> TASK PROMPT: Each line containing the word "随着练习时间" must be collected.

> PROVIDED DATA:
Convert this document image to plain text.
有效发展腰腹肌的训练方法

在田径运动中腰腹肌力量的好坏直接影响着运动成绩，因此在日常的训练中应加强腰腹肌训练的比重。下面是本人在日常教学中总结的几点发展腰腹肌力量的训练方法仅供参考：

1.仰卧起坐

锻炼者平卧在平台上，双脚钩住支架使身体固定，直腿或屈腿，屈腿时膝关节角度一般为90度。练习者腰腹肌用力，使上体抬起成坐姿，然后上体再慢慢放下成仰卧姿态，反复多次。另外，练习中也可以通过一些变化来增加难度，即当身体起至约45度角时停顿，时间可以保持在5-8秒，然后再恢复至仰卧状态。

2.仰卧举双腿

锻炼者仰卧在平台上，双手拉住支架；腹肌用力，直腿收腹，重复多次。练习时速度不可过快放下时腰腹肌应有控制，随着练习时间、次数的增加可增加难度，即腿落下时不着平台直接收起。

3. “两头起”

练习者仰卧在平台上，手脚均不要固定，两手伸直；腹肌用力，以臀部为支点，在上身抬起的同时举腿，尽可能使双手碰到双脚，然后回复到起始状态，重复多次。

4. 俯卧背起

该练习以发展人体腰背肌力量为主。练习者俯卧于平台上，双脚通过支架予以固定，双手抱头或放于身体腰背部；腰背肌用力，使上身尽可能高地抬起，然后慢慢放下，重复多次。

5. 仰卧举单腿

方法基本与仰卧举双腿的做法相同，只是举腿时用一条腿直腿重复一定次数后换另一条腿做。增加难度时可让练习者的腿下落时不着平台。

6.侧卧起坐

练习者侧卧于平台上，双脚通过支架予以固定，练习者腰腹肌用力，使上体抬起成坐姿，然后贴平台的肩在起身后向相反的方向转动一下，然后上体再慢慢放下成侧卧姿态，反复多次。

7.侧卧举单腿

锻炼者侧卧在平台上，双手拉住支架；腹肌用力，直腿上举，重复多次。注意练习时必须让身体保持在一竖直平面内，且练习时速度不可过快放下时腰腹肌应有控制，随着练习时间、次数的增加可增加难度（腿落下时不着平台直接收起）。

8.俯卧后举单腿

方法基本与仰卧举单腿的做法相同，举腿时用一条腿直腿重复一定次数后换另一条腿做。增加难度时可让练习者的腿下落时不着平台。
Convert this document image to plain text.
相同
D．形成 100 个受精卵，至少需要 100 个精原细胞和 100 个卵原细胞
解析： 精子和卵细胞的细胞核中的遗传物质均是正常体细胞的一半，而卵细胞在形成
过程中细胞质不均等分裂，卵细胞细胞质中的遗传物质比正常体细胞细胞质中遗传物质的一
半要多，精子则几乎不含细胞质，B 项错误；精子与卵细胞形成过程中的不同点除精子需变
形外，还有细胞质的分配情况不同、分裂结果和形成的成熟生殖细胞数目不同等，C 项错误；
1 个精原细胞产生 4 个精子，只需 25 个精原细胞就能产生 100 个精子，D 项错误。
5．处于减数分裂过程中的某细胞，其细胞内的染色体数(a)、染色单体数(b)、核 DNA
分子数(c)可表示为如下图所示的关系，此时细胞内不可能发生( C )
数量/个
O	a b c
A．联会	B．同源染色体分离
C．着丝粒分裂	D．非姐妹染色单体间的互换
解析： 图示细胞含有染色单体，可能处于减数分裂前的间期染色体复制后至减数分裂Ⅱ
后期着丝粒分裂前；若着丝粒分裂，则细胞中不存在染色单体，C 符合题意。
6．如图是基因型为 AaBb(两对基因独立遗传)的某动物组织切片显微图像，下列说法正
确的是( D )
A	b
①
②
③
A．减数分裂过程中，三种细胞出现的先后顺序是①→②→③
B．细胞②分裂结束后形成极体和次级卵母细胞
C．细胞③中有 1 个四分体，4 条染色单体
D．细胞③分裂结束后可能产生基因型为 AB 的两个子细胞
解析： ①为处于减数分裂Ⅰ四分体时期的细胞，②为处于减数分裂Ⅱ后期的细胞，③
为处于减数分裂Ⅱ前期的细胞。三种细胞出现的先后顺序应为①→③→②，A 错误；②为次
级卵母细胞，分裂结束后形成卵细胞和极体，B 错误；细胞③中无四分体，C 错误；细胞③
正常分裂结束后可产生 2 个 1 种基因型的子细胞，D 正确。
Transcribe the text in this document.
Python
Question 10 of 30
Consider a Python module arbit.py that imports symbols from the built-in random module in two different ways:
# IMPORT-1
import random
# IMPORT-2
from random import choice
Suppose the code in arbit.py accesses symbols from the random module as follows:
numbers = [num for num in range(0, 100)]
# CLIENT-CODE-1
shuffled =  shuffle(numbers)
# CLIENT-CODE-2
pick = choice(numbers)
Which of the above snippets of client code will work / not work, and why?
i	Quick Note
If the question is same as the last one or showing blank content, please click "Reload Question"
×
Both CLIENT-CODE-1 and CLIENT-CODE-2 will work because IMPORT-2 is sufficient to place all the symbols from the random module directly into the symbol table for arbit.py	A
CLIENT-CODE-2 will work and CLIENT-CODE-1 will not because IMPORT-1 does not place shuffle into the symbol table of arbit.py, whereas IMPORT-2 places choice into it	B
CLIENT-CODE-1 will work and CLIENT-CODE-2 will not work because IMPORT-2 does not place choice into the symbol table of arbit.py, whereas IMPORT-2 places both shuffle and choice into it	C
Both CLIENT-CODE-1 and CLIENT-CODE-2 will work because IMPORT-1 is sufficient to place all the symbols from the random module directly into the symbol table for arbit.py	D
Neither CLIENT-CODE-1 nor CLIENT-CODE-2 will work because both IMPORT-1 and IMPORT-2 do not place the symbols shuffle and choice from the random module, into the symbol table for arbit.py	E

> WRITTEN ANSWER:
锻炼者仰卧在平台上，双手拉住支架；腹肌用力，直腿收腹，重复多次。练习时速度不可过快放下时腰腹肌应有控制，随着练习时间、次数的增加可增加难度，即腿落下时不着平台直接收起。
锻炼者侧卧在平台上，双手拉住支架；腹肌用力，直腿上举，重复多次。注意练习时必须让身体保持在一竖直平面内，且练习时速度不可过快放下时腰腹肌应有控制，随着练习时间、次数的增加可增加难度（腿落下时不着平台直接收起）。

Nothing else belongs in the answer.